EXERCISE AIM
Reply with only the number of lines that contain the string "государственных".

Stored items:
_ _ _
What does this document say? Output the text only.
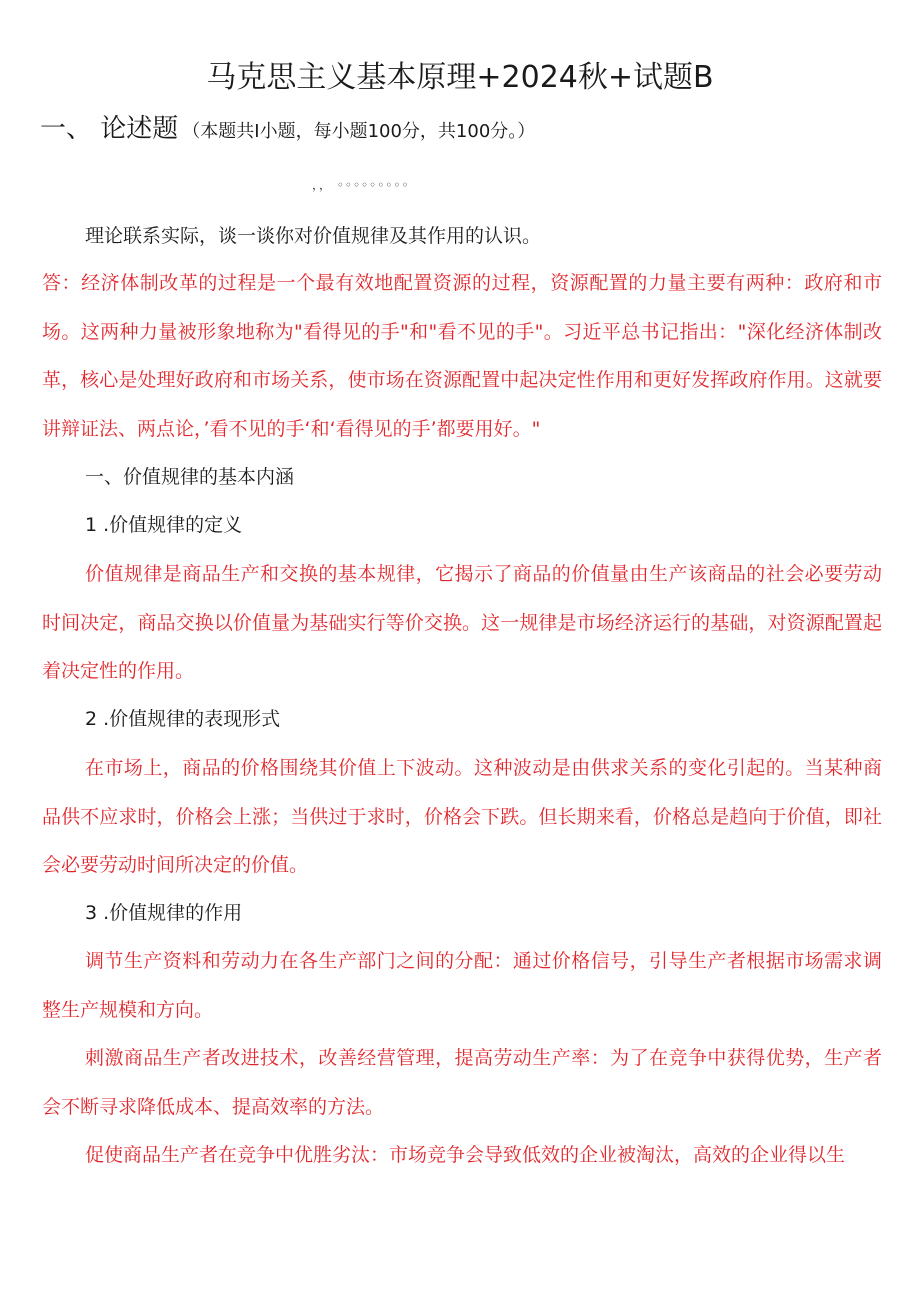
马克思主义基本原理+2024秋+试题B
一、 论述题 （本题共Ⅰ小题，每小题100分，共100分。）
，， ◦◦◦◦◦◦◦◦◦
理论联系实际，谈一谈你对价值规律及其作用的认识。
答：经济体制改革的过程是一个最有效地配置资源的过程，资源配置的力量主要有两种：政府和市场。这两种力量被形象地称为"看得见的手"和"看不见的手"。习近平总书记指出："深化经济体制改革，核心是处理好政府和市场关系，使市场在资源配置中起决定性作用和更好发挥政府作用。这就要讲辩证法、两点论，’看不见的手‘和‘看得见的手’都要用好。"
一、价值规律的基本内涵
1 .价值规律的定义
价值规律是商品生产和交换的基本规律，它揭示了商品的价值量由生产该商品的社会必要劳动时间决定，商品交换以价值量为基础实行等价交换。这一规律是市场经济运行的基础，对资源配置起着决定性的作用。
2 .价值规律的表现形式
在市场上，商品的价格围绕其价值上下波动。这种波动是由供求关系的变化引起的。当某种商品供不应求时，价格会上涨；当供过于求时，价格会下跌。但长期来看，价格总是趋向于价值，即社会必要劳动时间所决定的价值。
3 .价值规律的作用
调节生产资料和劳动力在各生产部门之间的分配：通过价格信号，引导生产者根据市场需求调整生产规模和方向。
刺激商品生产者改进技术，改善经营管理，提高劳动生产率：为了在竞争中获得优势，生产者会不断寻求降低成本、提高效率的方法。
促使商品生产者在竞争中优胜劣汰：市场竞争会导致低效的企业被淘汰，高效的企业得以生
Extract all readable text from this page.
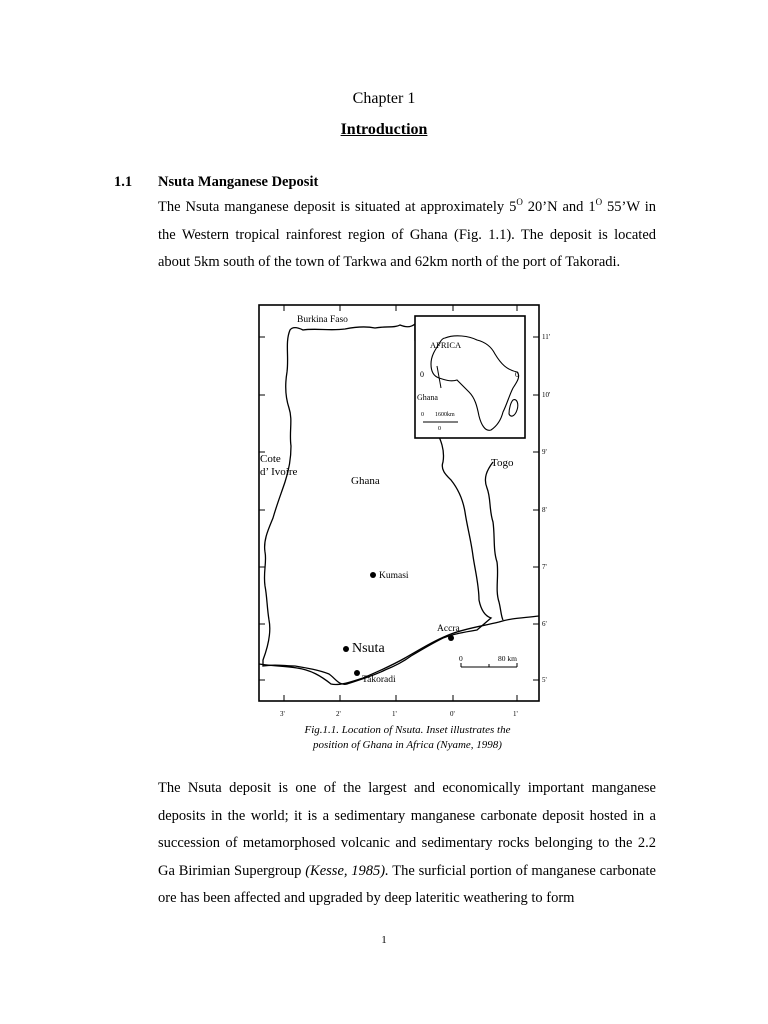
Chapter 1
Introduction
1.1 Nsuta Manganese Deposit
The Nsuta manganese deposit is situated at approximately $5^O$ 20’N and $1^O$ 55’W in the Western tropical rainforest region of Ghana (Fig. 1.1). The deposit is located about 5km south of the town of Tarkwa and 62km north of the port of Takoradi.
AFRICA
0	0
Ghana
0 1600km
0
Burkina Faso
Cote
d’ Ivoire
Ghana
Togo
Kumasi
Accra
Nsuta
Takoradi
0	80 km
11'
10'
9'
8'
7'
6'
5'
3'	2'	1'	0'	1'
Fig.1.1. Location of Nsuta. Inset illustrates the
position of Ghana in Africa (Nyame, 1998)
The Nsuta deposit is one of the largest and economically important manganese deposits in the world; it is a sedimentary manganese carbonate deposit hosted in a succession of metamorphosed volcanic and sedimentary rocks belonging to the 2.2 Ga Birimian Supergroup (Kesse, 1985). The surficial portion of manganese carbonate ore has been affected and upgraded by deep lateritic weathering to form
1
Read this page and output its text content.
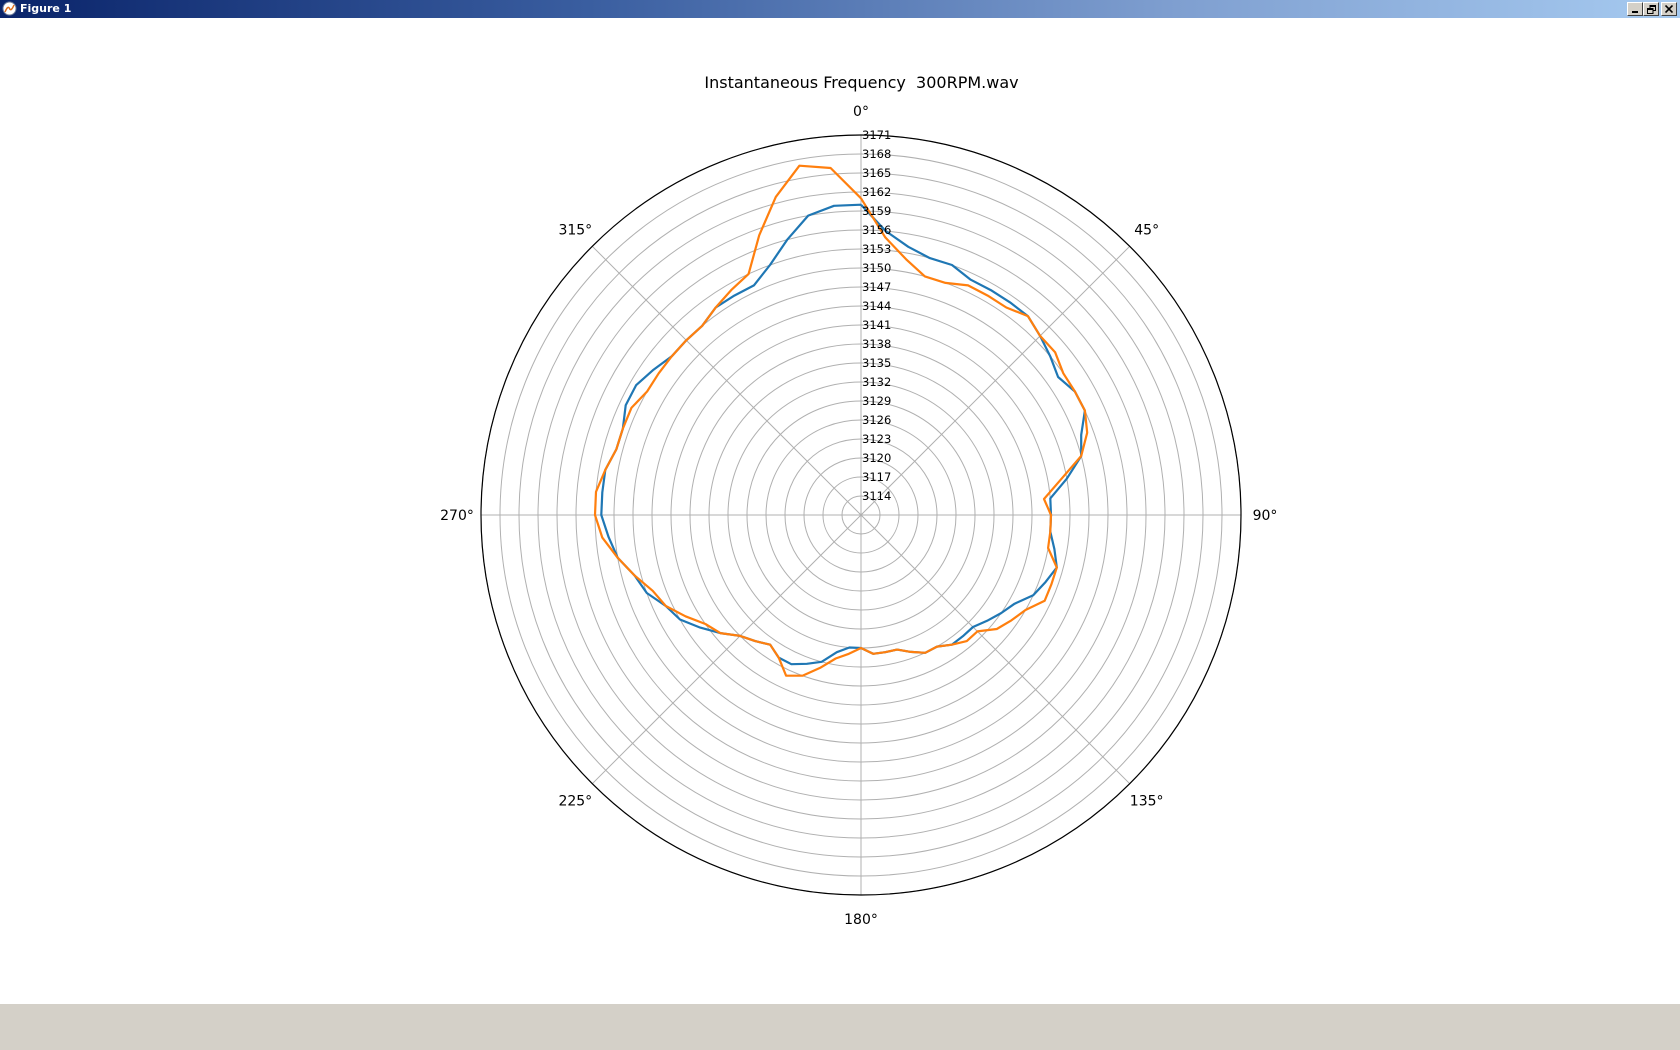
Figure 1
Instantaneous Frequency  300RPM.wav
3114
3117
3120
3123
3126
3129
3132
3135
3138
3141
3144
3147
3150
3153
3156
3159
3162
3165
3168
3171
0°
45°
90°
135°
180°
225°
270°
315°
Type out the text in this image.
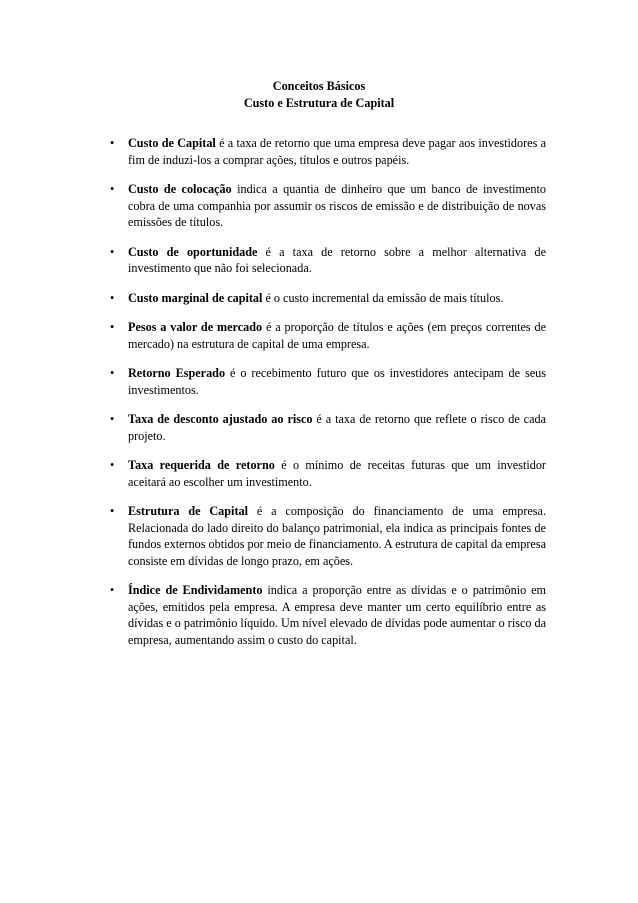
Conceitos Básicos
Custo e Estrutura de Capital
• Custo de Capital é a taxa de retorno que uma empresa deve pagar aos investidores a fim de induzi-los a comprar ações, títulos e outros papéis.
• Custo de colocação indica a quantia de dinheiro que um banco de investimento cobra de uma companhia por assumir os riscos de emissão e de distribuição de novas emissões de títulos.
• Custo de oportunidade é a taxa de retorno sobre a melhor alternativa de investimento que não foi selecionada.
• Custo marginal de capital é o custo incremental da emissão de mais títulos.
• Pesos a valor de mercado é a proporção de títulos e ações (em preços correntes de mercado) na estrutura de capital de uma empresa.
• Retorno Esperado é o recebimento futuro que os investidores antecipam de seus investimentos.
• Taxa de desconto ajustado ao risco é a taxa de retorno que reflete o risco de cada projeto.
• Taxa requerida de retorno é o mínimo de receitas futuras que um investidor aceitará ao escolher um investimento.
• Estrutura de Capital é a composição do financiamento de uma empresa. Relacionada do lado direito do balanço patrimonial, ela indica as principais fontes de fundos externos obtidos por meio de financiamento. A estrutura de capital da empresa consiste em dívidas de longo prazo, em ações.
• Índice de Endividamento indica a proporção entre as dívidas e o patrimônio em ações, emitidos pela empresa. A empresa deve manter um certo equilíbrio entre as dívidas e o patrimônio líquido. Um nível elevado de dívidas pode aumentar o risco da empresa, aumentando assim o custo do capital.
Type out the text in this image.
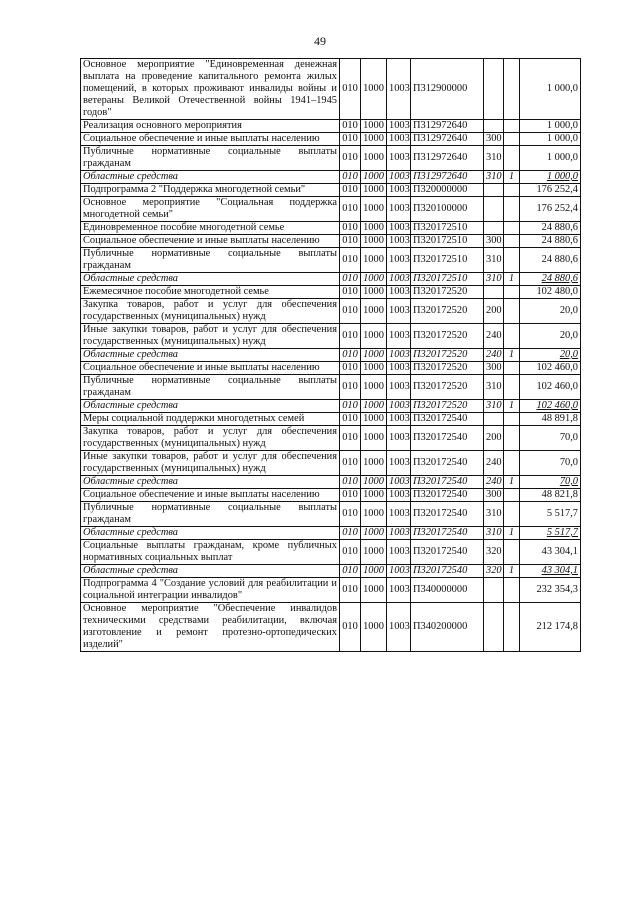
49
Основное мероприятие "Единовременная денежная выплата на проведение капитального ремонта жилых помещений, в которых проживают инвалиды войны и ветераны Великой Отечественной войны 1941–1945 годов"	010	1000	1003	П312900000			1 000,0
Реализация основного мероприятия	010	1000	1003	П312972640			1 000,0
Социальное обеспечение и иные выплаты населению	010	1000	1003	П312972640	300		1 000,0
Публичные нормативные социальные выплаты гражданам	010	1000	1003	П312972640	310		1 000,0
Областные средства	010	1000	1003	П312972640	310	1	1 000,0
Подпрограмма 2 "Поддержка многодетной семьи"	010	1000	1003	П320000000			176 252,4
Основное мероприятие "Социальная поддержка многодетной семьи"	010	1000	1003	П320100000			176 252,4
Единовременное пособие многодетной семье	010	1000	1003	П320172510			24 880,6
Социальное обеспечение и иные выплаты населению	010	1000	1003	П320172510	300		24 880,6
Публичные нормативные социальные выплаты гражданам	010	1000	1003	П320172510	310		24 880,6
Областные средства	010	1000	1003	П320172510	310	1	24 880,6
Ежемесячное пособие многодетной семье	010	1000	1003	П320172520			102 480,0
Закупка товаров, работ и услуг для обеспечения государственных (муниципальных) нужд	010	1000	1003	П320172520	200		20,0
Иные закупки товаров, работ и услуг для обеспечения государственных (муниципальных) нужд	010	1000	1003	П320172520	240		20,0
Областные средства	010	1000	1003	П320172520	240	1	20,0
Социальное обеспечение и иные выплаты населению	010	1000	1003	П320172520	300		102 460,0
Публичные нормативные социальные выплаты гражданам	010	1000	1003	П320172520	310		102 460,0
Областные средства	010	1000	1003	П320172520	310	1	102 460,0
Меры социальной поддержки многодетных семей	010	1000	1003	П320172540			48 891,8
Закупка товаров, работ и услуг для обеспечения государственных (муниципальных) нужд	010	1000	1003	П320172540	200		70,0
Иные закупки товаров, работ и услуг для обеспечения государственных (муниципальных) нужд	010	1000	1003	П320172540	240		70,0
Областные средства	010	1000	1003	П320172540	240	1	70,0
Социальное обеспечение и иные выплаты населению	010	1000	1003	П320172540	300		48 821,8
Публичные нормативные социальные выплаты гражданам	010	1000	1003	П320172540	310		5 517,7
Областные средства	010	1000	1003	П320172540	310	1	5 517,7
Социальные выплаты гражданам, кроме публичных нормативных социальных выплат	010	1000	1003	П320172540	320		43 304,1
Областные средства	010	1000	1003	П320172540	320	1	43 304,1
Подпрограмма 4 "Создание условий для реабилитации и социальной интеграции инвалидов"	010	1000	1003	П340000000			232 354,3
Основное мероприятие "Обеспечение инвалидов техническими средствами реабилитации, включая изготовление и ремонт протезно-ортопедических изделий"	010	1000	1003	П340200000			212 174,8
_ _ _
SOLUTION FOR THIS EXERCISE
4